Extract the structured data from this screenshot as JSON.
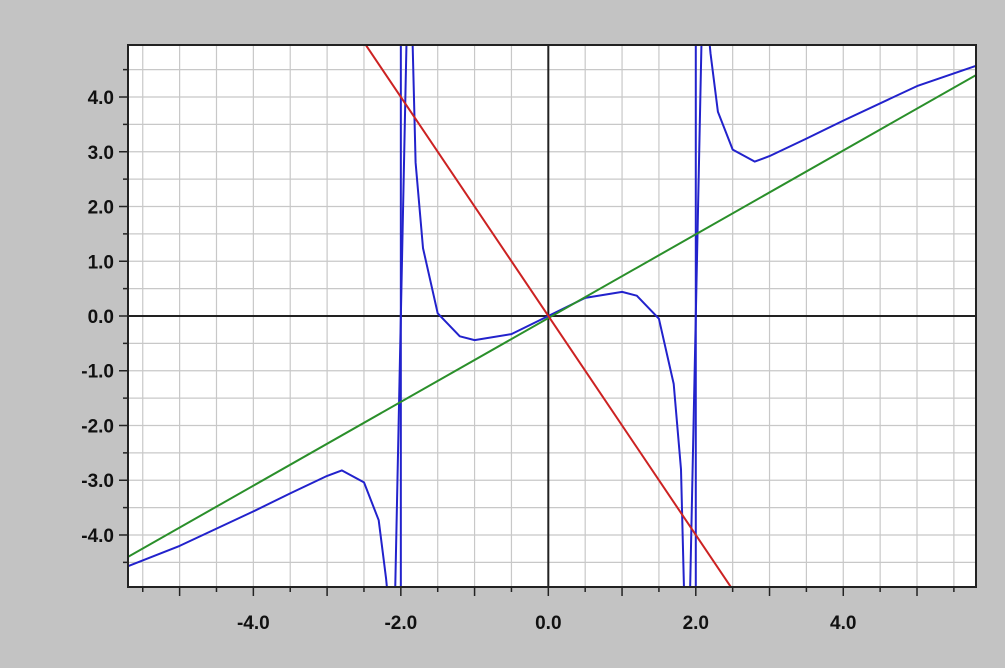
{
  "chart_data": {
    "type": "line",
    "title": "",
    "xlabel": "",
    "ylabel": "",
    "xlim": [
      -5.7,
      5.8
    ],
    "ylim": [
      -4.95,
      4.95
    ],
    "x_ticks": [
      -4,
      -2,
      0,
      2,
      4
    ],
    "x_tick_labels": [
      "-4.0",
      "-2.0",
      "0.0",
      "2.0",
      "4.0"
    ],
    "y_ticks": [
      4,
      3,
      2,
      1,
      0,
      -1,
      -2,
      -3,
      -4
    ],
    "y_tick_labels": [
      "4.0",
      "3.0",
      "2.0",
      "1.0",
      "0.0",
      "-1.0",
      "-2.0",
      "-3.0",
      "-4.0"
    ],
    "grid": true,
    "series": [
      {
        "color": "#2222cc",
        "x": [
          -5.7,
          -5,
          -4,
          -3.5,
          -3,
          -2.8,
          -2.5,
          -2.3,
          -2.2,
          -2.15,
          -2.1,
          -1.9,
          -1.85,
          -1.8,
          -1.7,
          -1.5,
          -1.2,
          -1,
          -0.5,
          0,
          0.5,
          1,
          1.2,
          1.5,
          1.7,
          1.8,
          1.85,
          1.9,
          2.1,
          2.15,
          2.2,
          2.3,
          2.5,
          2.8,
          3,
          3.5,
          4,
          5,
          5.8
        ],
        "y": [
          -4.57,
          -4.2,
          -3.57,
          -3.24,
          -2.92,
          -2.82,
          -3.04,
          -3.73,
          -4.8,
          -5.5,
          -6.5,
          6.5,
          5.5,
          2.8,
          1.24,
          0.05,
          -0.37,
          -0.44,
          -0.33,
          0,
          0.33,
          0.44,
          0.37,
          -0.05,
          -1.24,
          -2.8,
          -5.5,
          -6.5,
          6.5,
          5.5,
          4.8,
          3.73,
          3.04,
          2.82,
          2.92,
          3.24,
          3.57,
          4.2,
          4.57
        ]
      },
      {
        "color": "#2a8f2a",
        "x": [
          -5.7,
          5.8
        ],
        "y": [
          -4.4,
          4.4
        ]
      },
      {
        "color": "#cc2222",
        "x": [
          -2.5,
          2.5
        ],
        "y": [
          5,
          -5
        ]
      }
    ],
    "vertical_lines": [
      {
        "x": -2,
        "color": "#2222cc"
      },
      {
        "x": 2,
        "color": "#2222cc"
      }
    ]
  }
}
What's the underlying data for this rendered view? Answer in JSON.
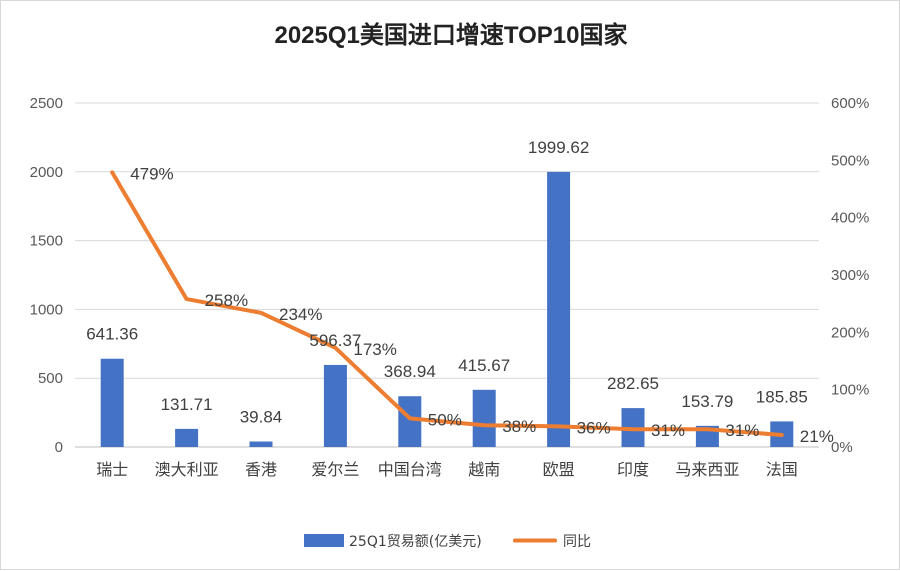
{
  "chart_data": {
    "type": "bar",
    "title": "2025Q1美国进口增速TOP10国家",
    "categories": [
      "瑞士",
      "澳大利亚",
      "香港",
      "爱尔兰",
      "中国台湾",
      "越南",
      "欧盟",
      "印度",
      "马来西亚",
      "法国"
    ],
    "series": [
      {
        "name": "25Q1贸易额(亿美元)",
        "type": "bar",
        "axis": "left",
        "color": "#4472C4",
        "values": [
          641.36,
          131.71,
          39.84,
          596.37,
          368.94,
          415.67,
          1999.62,
          282.65,
          153.79,
          185.85
        ],
        "labels": [
          "641.36",
          "131.71",
          "39.84",
          "596.37",
          "368.94",
          "415.67",
          "1999.62",
          "282.65",
          "153.79",
          "185.85"
        ]
      },
      {
        "name": "同比",
        "type": "line",
        "axis": "right",
        "color": "#ED7D31",
        "values": [
          479,
          258,
          234,
          173,
          50,
          38,
          36,
          31,
          31,
          21
        ],
        "labels": [
          "479%",
          "258%",
          "234%",
          "173%",
          "50%",
          "38%",
          "36%",
          "31%",
          "31%",
          "21%"
        ]
      }
    ],
    "y_left": {
      "min": 0,
      "max": 2500,
      "step": 500,
      "ticks": [
        "0",
        "500",
        "1000",
        "1500",
        "2000",
        "2500"
      ]
    },
    "y_right": {
      "min": 0,
      "max": 600,
      "step": 100,
      "ticks": [
        "0%",
        "100%",
        "200%",
        "300%",
        "400%",
        "500%",
        "600%"
      ]
    },
    "grid": true,
    "legend_position": "bottom"
  }
}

DIRECTIVE
Your task is to set down the records shown above exactly, minus any pictures.

WRITTEN REPLY
Extract the structured data from this screenshot as JSON.
{
  "chart_data": {
    "type": "line",
    "title": "",
    "xlabel": "",
    "ylabel": "",
    "xlim": [
      -5.7,
      5.8
    ],
    "ylim": [
      -4.95,
      4.95
    ],
    "x_ticks": [
      -4,
      -2,
      0,
      2,
      4
    ],
    "x_tick_labels": [
      "-4.0",
      "-2.0",
      "0.0",
      "2.0",
      "4.0"
    ],
    "y_ticks": [
      4,
      3,
      2,
      1,
      0,
      -1,
      -2,
      -3,
      -4
    ],
    "y_tick_labels": [
      "4.0",
      "3.0",
      "2.0",
      "1.0",
      "0.0",
      "-1.0",
      "-2.0",
      "-3.0",
      "-4.0"
    ],
    "grid": true,
    "series": [
      {
        "color": "#2222cc",
        "x": [
          -5.7,
          -5,
          -4,
          -3.5,
          -3,
          -2.8,
          -2.5,
          -2.3,
          -2.2,
          -2.15,
          -2.1,
          -1.9,
          -1.85,
          -1.8,
          -1.7,
          -1.5,
          -1.2,
          -1,
          -0.5,
          0,
          0.5,
          1,
          1.2,
          1.5,
          1.7,
          1.8,
          1.85,
          1.9,
          2.1,
          2.15,
          2.2,
          2.3,
          2.5,
          2.8,
          3,
          3.5,
          4,
          5,
          5.8
        ],
        "y": [
          -4.57,
          -4.2,
          -3.57,
          -3.24,
          -2.92,
          -2.82,
          -3.04,
          -3.73,
          -4.8,
          -5.5,
          -6.5,
          6.5,
          5.5,
          2.8,
          1.24,
          0.05,
          -0.37,
          -0.44,
          -0.33,
          0,
          0.33,
          0.44,
          0.37,
          -0.05,
          -1.24,
          -2.8,
          -5.5,
          -6.5,
          6.5,
          5.5,
          4.8,
          3.73,
          3.04,
          2.82,
          2.92,
          3.24,
          3.57,
          4.2,
          4.57
        ]
      },
      {
        "color": "#2a8f2a",
        "x": [
          -5.7,
          5.8
        ],
        "y": [
          -4.4,
          4.4
        ]
      },
      {
        "color": "#cc2222",
        "x": [
          -2.5,
          2.5
        ],
        "y": [
          5,
          -5
        ]
      }
    ],
    "vertical_lines": [
      {
        "x": -2,
        "color": "#2222cc"
      },
      {
        "x": 2,
        "color": "#2222cc"
      }
    ]
  }
}
What's the underlying data for this rendered view? Answer in JSON.
{
  "chart_data": {
    "type": "bar",
    "title": "2025Q1美国进口增速TOP10国家",
    "categories": [
      "瑞士",
      "澳大利亚",
      "香港",
      "爱尔兰",
      "中国台湾",
      "越南",
      "欧盟",
      "印度",
      "马来西亚",
      "法国"
    ],
    "series": [
      {
        "name": "25Q1贸易额(亿美元)",
        "type": "bar",
        "axis": "left",
        "color": "#4472C4",
        "values": [
          641.36,
          131.71,
          39.84,
          596.37,
          368.94,
          415.67,
          1999.62,
          282.65,
          153.79,
          185.85
        ],
        "labels": [
          "641.36",
          "131.71",
          "39.84",
          "596.37",
          "368.94",
          "415.67",
          "1999.62",
          "282.65",
          "153.79",
          "185.85"
        ]
      },
      {
        "name": "同比",
        "type": "line",
        "axis": "right",
        "color": "#ED7D31",
        "values": [
          479,
          258,
          234,
          173,
          50,
          38,
          36,
          31,
          31,
          21
        ],
        "labels": [
          "479%",
          "258%",
          "234%",
          "173%",
          "50%",
          "38%",
          "36%",
          "31%",
          "31%",
          "21%"
        ]
      }
    ],
    "y_left": {
      "min": 0,
      "max": 2500,
      "step": 500,
      "ticks": [
        "0",
        "500",
        "1000",
        "1500",
        "2000",
        "2500"
      ]
    },
    "y_right": {
      "min": 0,
      "max": 600,
      "step": 100,
      "ticks": [
        "0%",
        "100%",
        "200%",
        "300%",
        "400%",
        "500%",
        "600%"
      ]
    },
    "grid": true,
    "legend_position": "bottom"
  }
}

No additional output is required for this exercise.